> _Exercise text_

*** Begin section ***

I’m amazed I didn’t see it earlier. It’s filled with astonishing stories, intriguing sidelights, and tons of fun facts.

I’m sorry it’s taken me 6 years to get around to reporting on this. But after 3 centuries, that’s not so bad.

Here are a few things I learned:

† In colonial days, communities were led by their churches. The term “1st selectman” — for our town’s leader — dates back to the days when the secular leader of the church was “selected first.” Even after Westport was incorporated in 1835, Green’s Farms Congregational members served as 1st selectmen. In 1997, Diane Goss Farrell — a Green’s Farms congregant — was elected 1st Selectwoman.

Before services were announced by a drum or bell, early settlers were called to worship by the beating of 2 thin strips of board, from a high hill.

So, the brochure asked, was Clapboard Hill named for the excellent quality of building wood that was harvested there, or for its great location that allowed worshipers to hear the clapping of the boards?

An early map of Green’s Farms. Turkey Hill and Clapboard Hill are in the center. The 1st church site (now marked by Machamux boulder) is just below that. The 2nd site is marked “Colonial Church” (center left). “Third and Fourth” Churches are also noted at the top. Green’s Farms’ founding Bankside Farmers properties can be seen along Long Island Sound. Click on or hover over to enlarge.

 In 1742, Reverend Daniel Chapman — who had served as minister since the church’s founding 31 years earlier — was dismissed. The reason: He “hath led for several years an Eregular [sic] life …in being sundry times overtaken in drinking to excess.”

*** End section ***

> _Tasks and exercises_
- a) Echo the Green's Farms excerpt word for word, starting with "Here are a few" and going on through "a high hill.".
- b) According to the Green's Farms excerpt, in what year was Reverend Daniel Chapman dismissed?

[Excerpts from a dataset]
*** Begin section ***

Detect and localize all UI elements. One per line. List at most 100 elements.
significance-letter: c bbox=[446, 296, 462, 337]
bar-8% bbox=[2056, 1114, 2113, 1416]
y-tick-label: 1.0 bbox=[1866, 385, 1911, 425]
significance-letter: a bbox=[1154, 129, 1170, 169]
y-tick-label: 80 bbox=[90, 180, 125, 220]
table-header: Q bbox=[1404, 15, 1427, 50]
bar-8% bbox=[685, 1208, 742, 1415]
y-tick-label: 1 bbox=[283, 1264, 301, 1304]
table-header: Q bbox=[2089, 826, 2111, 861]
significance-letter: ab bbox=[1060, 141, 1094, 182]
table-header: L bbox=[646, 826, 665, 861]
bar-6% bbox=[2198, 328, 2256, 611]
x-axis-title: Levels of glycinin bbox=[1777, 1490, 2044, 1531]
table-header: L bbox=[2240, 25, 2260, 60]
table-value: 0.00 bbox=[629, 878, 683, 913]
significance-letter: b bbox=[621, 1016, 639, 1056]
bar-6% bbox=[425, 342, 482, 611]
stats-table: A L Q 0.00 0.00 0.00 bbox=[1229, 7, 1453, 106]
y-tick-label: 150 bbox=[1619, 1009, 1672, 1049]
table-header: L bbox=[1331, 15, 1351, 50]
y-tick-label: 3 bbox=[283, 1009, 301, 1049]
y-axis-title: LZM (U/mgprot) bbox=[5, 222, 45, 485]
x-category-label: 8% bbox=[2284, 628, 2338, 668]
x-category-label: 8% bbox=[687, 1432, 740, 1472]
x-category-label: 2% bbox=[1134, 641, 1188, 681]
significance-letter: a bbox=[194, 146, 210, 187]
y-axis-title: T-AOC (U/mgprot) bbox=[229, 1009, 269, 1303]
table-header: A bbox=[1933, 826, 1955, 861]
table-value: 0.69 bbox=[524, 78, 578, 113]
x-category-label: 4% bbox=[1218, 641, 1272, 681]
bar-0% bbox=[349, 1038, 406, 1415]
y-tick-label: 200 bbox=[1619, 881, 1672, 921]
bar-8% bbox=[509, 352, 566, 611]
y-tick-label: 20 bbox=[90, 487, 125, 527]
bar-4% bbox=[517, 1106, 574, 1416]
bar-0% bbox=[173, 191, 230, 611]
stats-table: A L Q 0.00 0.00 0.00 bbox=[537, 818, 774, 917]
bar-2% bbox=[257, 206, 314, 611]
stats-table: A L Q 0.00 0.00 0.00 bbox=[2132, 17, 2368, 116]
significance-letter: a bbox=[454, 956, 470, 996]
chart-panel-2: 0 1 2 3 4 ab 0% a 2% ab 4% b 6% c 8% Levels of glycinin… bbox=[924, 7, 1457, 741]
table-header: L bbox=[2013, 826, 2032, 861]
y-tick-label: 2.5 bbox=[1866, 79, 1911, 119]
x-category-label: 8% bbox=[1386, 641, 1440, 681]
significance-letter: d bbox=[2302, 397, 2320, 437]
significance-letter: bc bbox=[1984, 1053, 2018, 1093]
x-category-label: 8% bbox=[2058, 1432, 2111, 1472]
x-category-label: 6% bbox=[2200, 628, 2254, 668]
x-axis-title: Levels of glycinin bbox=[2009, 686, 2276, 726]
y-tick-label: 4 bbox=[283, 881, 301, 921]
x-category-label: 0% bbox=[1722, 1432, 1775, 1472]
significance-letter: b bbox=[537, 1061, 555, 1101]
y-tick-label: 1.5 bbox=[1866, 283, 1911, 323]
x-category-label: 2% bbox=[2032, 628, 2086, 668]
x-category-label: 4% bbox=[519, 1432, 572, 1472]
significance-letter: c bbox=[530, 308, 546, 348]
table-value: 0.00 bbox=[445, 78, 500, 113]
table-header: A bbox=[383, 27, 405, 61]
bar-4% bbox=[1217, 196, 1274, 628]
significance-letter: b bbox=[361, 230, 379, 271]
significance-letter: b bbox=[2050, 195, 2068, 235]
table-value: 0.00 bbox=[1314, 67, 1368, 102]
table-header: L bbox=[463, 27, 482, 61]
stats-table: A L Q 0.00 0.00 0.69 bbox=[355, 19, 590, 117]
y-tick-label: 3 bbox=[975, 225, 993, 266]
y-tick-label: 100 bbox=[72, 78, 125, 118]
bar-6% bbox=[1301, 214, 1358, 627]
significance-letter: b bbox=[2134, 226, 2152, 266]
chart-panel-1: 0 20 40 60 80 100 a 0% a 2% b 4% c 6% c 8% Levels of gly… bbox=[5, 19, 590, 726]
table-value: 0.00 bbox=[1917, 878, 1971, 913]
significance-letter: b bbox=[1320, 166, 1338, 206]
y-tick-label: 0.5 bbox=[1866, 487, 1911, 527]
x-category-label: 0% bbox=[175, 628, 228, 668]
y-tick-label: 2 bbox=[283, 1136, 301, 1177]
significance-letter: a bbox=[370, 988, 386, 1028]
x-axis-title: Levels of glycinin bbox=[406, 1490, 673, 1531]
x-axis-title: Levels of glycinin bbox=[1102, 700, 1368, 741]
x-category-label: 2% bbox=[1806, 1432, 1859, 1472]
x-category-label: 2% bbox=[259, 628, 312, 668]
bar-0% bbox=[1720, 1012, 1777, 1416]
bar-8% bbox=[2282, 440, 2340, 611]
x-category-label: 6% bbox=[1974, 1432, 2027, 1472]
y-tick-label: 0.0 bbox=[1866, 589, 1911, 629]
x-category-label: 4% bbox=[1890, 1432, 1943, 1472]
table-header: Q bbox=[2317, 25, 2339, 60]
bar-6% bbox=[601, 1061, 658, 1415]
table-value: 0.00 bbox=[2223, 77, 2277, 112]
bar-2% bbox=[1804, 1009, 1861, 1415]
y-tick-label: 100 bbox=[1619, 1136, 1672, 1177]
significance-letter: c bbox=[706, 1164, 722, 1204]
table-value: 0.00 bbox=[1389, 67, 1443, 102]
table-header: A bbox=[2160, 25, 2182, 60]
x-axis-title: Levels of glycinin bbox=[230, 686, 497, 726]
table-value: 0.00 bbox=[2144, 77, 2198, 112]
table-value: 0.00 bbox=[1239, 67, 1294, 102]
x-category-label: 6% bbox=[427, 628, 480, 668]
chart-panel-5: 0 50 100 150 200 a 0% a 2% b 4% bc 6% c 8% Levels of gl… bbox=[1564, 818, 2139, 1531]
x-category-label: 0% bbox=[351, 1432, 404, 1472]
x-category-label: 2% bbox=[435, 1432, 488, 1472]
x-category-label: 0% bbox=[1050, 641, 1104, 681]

*** End section ***

> _Answers for the tasks_
- a)
Here are a few things I learned:

† In colonial days, communities were led by their churches. The term “1st selectman” — for our town’s leader — dates back to the days when the secular leader of the church was “selected first.” Even after Westport was incorporated in 1835, Green’s Farms Congregational members served as 1st selectmen. In 1997, Diane Goss Farrell — a Green’s Farms congregant — was elected 1st Selectwoman.

Before services were announced by a drum or bell, early settlers were called to worship by the beating of 2 thin strips of board, from a high hill.

- b) 1742